§ **Problem requirements**:
Write out the listing below exactly, and omit any images you find in it.
..........
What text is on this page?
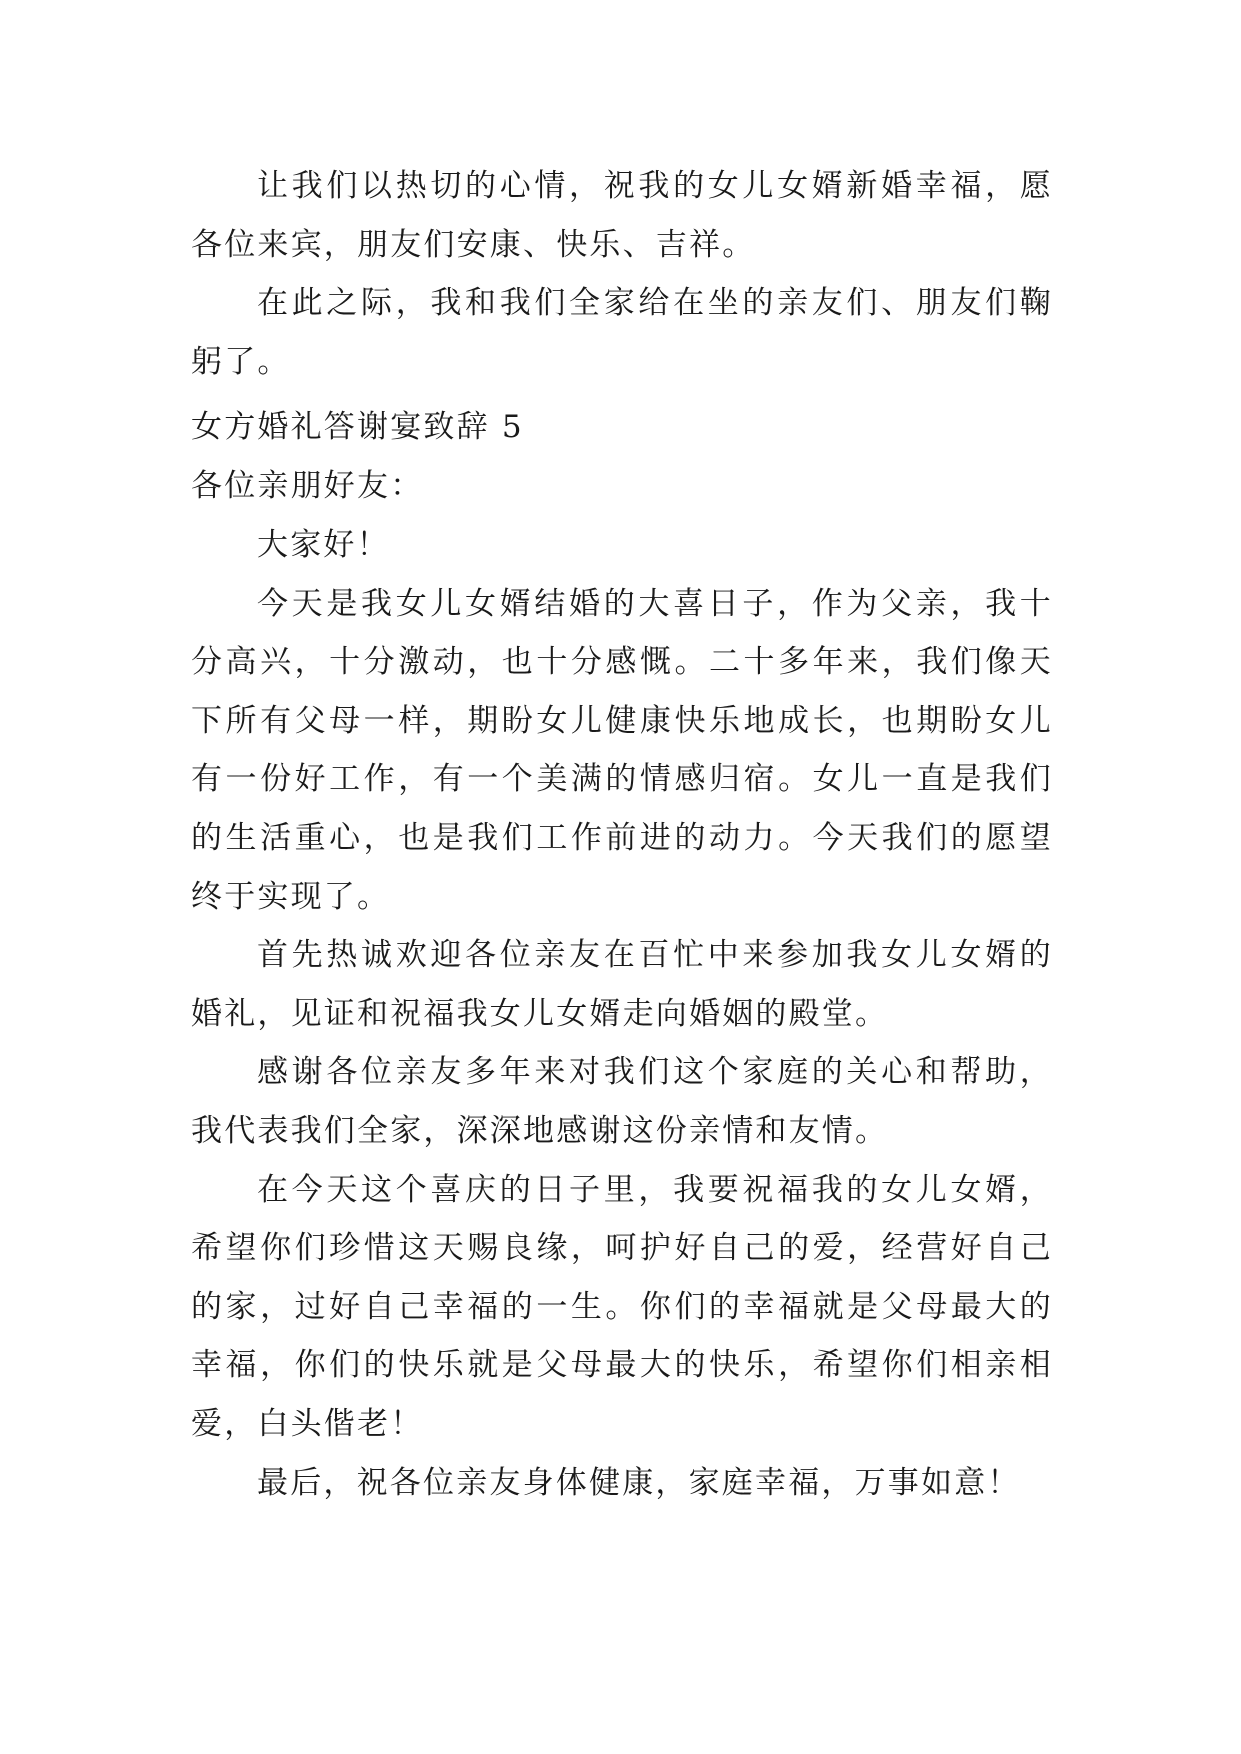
让我们以热切的心情，祝我的女儿女婿新婚幸福，愿各位来宾，朋友们安康、快乐、吉祥。

在此之际，我和我们全家给在坐的亲友们、朋友们鞠躬了。

女方婚礼答谢宴致辞 5

各位亲朋好友：

大家好！

今天是我女儿女婿结婚的大喜日子，作为父亲，我十分高兴，十分激动，也十分感慨。二十多年来，我们像天下所有父母一样，期盼女儿健康快乐地成长，也期盼女儿有一份好工作，有一个美满的情感归宿。女儿一直是我们的生活重心，也是我们工作前进的动力。今天我们的愿望终于实现了。

首先热诚欢迎各位亲友在百忙中来参加我女儿女婿的婚礼，见证和祝福我女儿女婿走向婚姻的殿堂。

感谢各位亲友多年来对我们这个家庭的关心和帮助，我代表我们全家，深深地感谢这份亲情和友情。

在今天这个喜庆的日子里，我要祝福我的女儿女婿，希望你们珍惜这天赐良缘，呵护好自己的爱，经营好自己的家，过好自己幸福的一生。你们的幸福就是父母最大的幸福，你们的快乐就是父母最大的快乐，希望你们相亲相爱，白头偕老！

最后，祝各位亲友身体健康，家庭幸福，万事如意！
..........
§ **Answer to the task**:
What text is on this page?
让我们以热切的心情，祝我的女儿女婿新婚幸福，愿各位来宾，朋友们安康、快乐、吉祥。

在此之际，我和我们全家给在坐的亲友们、朋友们鞠躬了。

女方婚礼答谢宴致辞 5

各位亲朋好友：

大家好！

今天是我女儿女婿结婚的大喜日子，作为父亲，我十分高兴，十分激动，也十分感慨。二十多年来，我们像天下所有父母一样，期盼女儿健康快乐地成长，也期盼女儿有一份好工作，有一个美满的情感归宿。女儿一直是我们的生活重心，也是我们工作前进的动力。今天我们的愿望终于实现了。

首先热诚欢迎各位亲友在百忙中来参加我女儿女婿的婚礼，见证和祝福我女儿女婿走向婚姻的殿堂。

感谢各位亲友多年来对我们这个家庭的关心和帮助，我代表我们全家，深深地感谢这份亲情和友情。

在今天这个喜庆的日子里，我要祝福我的女儿女婿，希望你们珍惜这天赐良缘，呵护好自己的爱，经营好自己的家，过好自己幸福的一生。你们的幸福就是父母最大的幸福，你们的快乐就是父母最大的快乐，希望你们相亲相爱，白头偕老！

最后，祝各位亲友身体健康，家庭幸福，万事如意！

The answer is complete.